Layout element entries:

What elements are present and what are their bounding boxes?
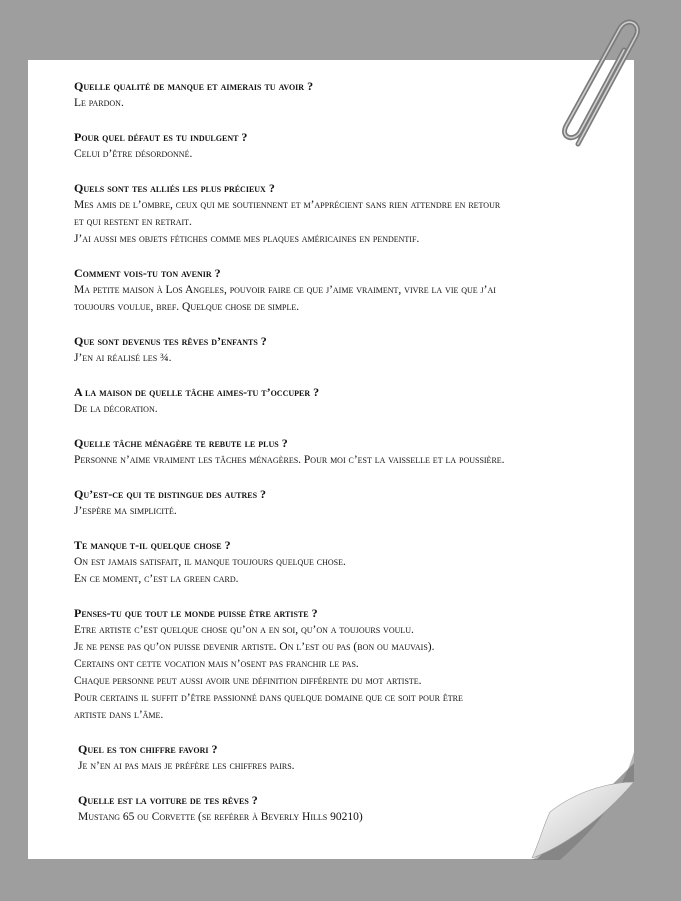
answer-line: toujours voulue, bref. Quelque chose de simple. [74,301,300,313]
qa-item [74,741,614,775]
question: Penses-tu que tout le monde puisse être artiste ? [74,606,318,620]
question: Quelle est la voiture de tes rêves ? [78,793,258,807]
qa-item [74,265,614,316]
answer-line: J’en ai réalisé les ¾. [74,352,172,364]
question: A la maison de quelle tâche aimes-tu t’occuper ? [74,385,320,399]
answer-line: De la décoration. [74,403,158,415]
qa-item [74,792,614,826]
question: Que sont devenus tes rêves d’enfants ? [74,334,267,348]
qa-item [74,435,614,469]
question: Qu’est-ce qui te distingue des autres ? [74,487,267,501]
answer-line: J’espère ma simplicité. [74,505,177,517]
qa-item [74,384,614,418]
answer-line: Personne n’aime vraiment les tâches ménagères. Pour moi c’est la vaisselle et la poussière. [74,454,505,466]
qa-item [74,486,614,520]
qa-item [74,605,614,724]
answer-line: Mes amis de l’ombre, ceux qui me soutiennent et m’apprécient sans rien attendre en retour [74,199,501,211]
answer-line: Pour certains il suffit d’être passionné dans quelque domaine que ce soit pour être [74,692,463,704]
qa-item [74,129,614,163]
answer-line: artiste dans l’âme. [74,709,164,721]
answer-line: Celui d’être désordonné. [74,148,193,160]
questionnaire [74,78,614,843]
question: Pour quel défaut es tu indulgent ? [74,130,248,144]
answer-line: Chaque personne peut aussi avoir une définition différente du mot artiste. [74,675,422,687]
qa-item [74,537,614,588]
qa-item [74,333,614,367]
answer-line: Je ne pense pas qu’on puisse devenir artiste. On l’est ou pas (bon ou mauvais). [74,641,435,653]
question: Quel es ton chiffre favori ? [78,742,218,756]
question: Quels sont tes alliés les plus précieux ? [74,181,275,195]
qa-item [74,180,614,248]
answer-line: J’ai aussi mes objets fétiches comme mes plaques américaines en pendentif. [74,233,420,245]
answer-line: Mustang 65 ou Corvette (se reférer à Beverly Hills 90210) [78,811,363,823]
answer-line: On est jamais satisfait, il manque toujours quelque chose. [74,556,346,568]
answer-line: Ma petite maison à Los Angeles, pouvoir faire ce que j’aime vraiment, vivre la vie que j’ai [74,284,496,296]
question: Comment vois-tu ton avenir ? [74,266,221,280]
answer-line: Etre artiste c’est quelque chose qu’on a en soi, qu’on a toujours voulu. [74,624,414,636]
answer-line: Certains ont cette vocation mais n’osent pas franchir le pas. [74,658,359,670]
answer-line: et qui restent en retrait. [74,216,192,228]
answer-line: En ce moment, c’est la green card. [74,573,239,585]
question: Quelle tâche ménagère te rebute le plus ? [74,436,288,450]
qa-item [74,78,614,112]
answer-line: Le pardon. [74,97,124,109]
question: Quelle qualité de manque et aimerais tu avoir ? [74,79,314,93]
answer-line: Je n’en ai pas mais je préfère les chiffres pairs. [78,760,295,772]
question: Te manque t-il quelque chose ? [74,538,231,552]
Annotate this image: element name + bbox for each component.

** Problem **
Pull out every line of the material above that contains the string "chose", matching case exactly.

** Answer to the exercise **
answer-line: toujours voulue, bref. Quelque chose de simple. [74,301,300,313]
answer-line: On est jamais satisfait, il manque toujours quelque chose. [74,556,346,568]
answer-line: Etre artiste c’est quelque chose qu’on a en soi, qu’on a toujours voulu. [74,624,414,636]
question: Te manque t-il quelque chose ? [74,538,231,552]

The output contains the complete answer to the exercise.